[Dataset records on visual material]
□ □ □
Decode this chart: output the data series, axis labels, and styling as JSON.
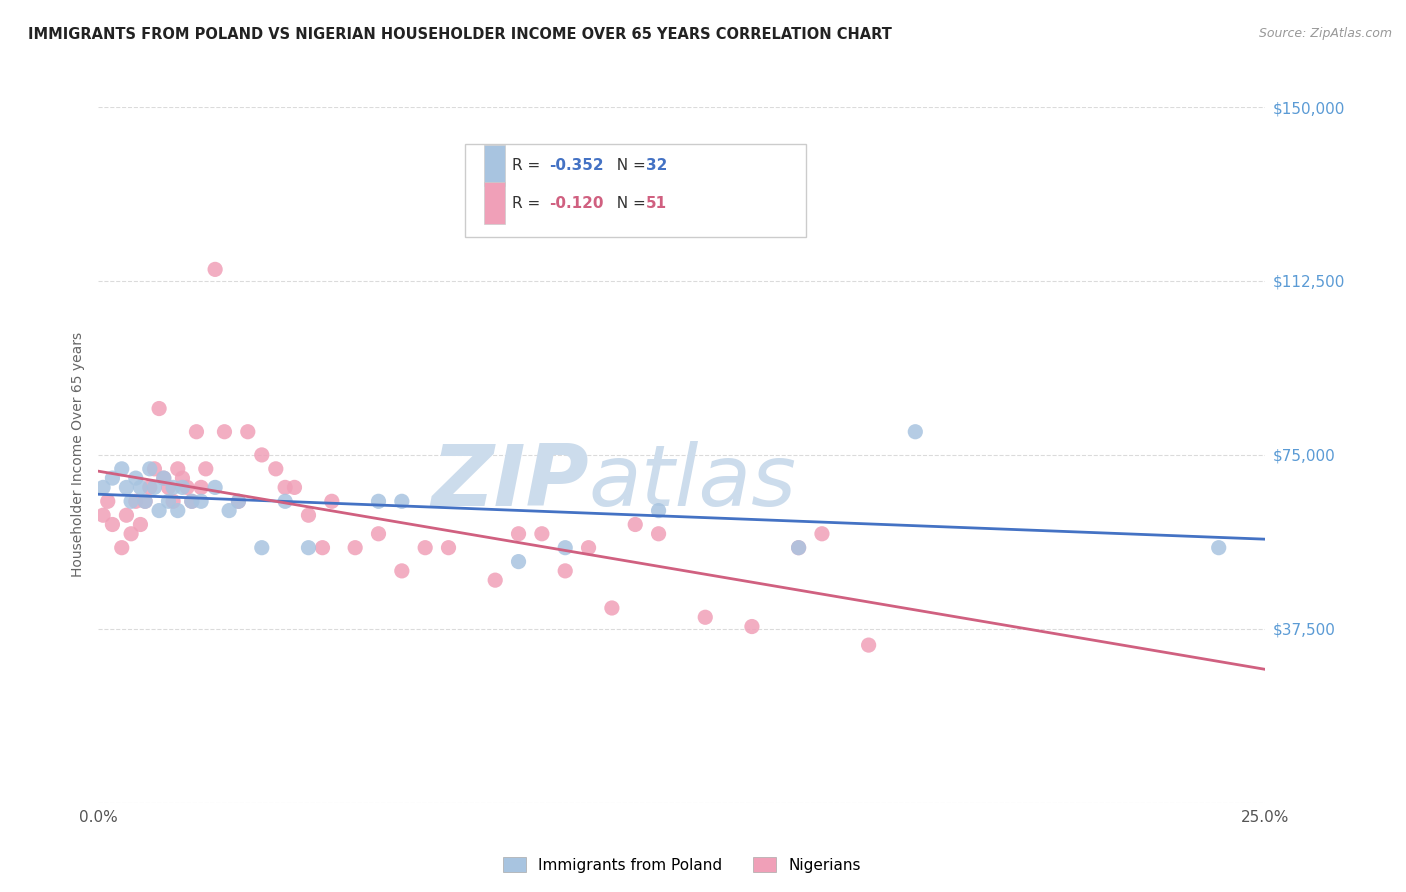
{
  "title": "IMMIGRANTS FROM POLAND VS NIGERIAN HOUSEHOLDER INCOME OVER 65 YEARS CORRELATION CHART",
  "source": "Source: ZipAtlas.com",
  "ylabel": "Householder Income Over 65 years",
  "xlim": [
    0,
    0.25
  ],
  "ylim": [
    0,
    150000
  ],
  "yticks": [
    0,
    37500,
    75000,
    112500,
    150000
  ],
  "ytick_labels": [
    "",
    "$37,500",
    "$75,000",
    "$112,500",
    "$150,000"
  ],
  "xticks": [
    0.0,
    0.05,
    0.1,
    0.15,
    0.2,
    0.25
  ],
  "xtick_labels": [
    "0.0%",
    "",
    "",
    "",
    "",
    "25.0%"
  ],
  "bg_color": "#ffffff",
  "grid_color": "#d8d8d8",
  "poland_color": "#a8c4e0",
  "nigeria_color": "#f0a0b8",
  "poland_line_color": "#4472c4",
  "nigeria_line_color": "#d06080",
  "right_tick_color": "#5b9bd5",
  "watermark_color": "#ccdcec",
  "legend_r_poland": "-0.352",
  "legend_n_poland": "32",
  "legend_r_nigeria": "-0.120",
  "legend_n_nigeria": "51",
  "poland_x": [
    0.001,
    0.003,
    0.005,
    0.006,
    0.007,
    0.008,
    0.009,
    0.01,
    0.011,
    0.012,
    0.013,
    0.014,
    0.015,
    0.016,
    0.017,
    0.018,
    0.02,
    0.022,
    0.025,
    0.028,
    0.03,
    0.035,
    0.04,
    0.045,
    0.06,
    0.065,
    0.09,
    0.1,
    0.12,
    0.15,
    0.175,
    0.24
  ],
  "poland_y": [
    68000,
    70000,
    72000,
    68000,
    65000,
    70000,
    68000,
    65000,
    72000,
    68000,
    63000,
    70000,
    65000,
    68000,
    63000,
    68000,
    65000,
    65000,
    68000,
    63000,
    65000,
    55000,
    65000,
    55000,
    65000,
    65000,
    52000,
    55000,
    63000,
    55000,
    80000,
    55000
  ],
  "nigeria_x": [
    0.001,
    0.002,
    0.003,
    0.005,
    0.006,
    0.007,
    0.008,
    0.009,
    0.01,
    0.011,
    0.012,
    0.013,
    0.014,
    0.015,
    0.016,
    0.017,
    0.018,
    0.019,
    0.02,
    0.021,
    0.022,
    0.023,
    0.025,
    0.027,
    0.03,
    0.032,
    0.035,
    0.038,
    0.04,
    0.042,
    0.045,
    0.048,
    0.05,
    0.055,
    0.06,
    0.065,
    0.07,
    0.075,
    0.085,
    0.09,
    0.095,
    0.1,
    0.105,
    0.11,
    0.115,
    0.12,
    0.13,
    0.14,
    0.15,
    0.155,
    0.165
  ],
  "nigeria_y": [
    62000,
    65000,
    60000,
    55000,
    62000,
    58000,
    65000,
    60000,
    65000,
    68000,
    72000,
    85000,
    70000,
    68000,
    65000,
    72000,
    70000,
    68000,
    65000,
    80000,
    68000,
    72000,
    115000,
    80000,
    65000,
    80000,
    75000,
    72000,
    68000,
    68000,
    62000,
    55000,
    65000,
    55000,
    58000,
    50000,
    55000,
    55000,
    48000,
    58000,
    58000,
    50000,
    55000,
    42000,
    60000,
    58000,
    40000,
    38000,
    55000,
    58000,
    34000
  ]
}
□ □ □
▸ **Task requirements**: All of the data above should be quoted exactly, except for the pictures.

▸ **Solved exercise**:
Decode this chart: output the data series, axis labels, and styling as JSON.
{
  "title": "IMMIGRANTS FROM POLAND VS NIGERIAN HOUSEHOLDER INCOME OVER 65 YEARS CORRELATION CHART",
  "source": "Source: ZipAtlas.com",
  "ylabel": "Householder Income Over 65 years",
  "xlim": [
    0,
    0.25
  ],
  "ylim": [
    0,
    150000
  ],
  "yticks": [
    0,
    37500,
    75000,
    112500,
    150000
  ],
  "ytick_labels": [
    "",
    "$37,500",
    "$75,000",
    "$112,500",
    "$150,000"
  ],
  "xticks": [
    0.0,
    0.05,
    0.1,
    0.15,
    0.2,
    0.25
  ],
  "xtick_labels": [
    "0.0%",
    "",
    "",
    "",
    "",
    "25.0%"
  ],
  "bg_color": "#ffffff",
  "grid_color": "#d8d8d8",
  "poland_color": "#a8c4e0",
  "nigeria_color": "#f0a0b8",
  "poland_line_color": "#4472c4",
  "nigeria_line_color": "#d06080",
  "right_tick_color": "#5b9bd5",
  "watermark_color": "#ccdcec",
  "legend_r_poland": "-0.352",
  "legend_n_poland": "32",
  "legend_r_nigeria": "-0.120",
  "legend_n_nigeria": "51",
  "poland_x": [
    0.001,
    0.003,
    0.005,
    0.006,
    0.007,
    0.008,
    0.009,
    0.01,
    0.011,
    0.012,
    0.013,
    0.014,
    0.015,
    0.016,
    0.017,
    0.018,
    0.02,
    0.022,
    0.025,
    0.028,
    0.03,
    0.035,
    0.04,
    0.045,
    0.06,
    0.065,
    0.09,
    0.1,
    0.12,
    0.15,
    0.175,
    0.24
  ],
  "poland_y": [
    68000,
    70000,
    72000,
    68000,
    65000,
    70000,
    68000,
    65000,
    72000,
    68000,
    63000,
    70000,
    65000,
    68000,
    63000,
    68000,
    65000,
    65000,
    68000,
    63000,
    65000,
    55000,
    65000,
    55000,
    65000,
    65000,
    52000,
    55000,
    63000,
    55000,
    80000,
    55000
  ],
  "nigeria_x": [
    0.001,
    0.002,
    0.003,
    0.005,
    0.006,
    0.007,
    0.008,
    0.009,
    0.01,
    0.011,
    0.012,
    0.013,
    0.014,
    0.015,
    0.016,
    0.017,
    0.018,
    0.019,
    0.02,
    0.021,
    0.022,
    0.023,
    0.025,
    0.027,
    0.03,
    0.032,
    0.035,
    0.038,
    0.04,
    0.042,
    0.045,
    0.048,
    0.05,
    0.055,
    0.06,
    0.065,
    0.07,
    0.075,
    0.085,
    0.09,
    0.095,
    0.1,
    0.105,
    0.11,
    0.115,
    0.12,
    0.13,
    0.14,
    0.15,
    0.155,
    0.165
  ],
  "nigeria_y": [
    62000,
    65000,
    60000,
    55000,
    62000,
    58000,
    65000,
    60000,
    65000,
    68000,
    72000,
    85000,
    70000,
    68000,
    65000,
    72000,
    70000,
    68000,
    65000,
    80000,
    68000,
    72000,
    115000,
    80000,
    65000,
    80000,
    75000,
    72000,
    68000,
    68000,
    62000,
    55000,
    65000,
    55000,
    58000,
    50000,
    55000,
    55000,
    48000,
    58000,
    58000,
    50000,
    55000,
    42000,
    60000,
    58000,
    40000,
    38000,
    55000,
    58000,
    34000
  ]
}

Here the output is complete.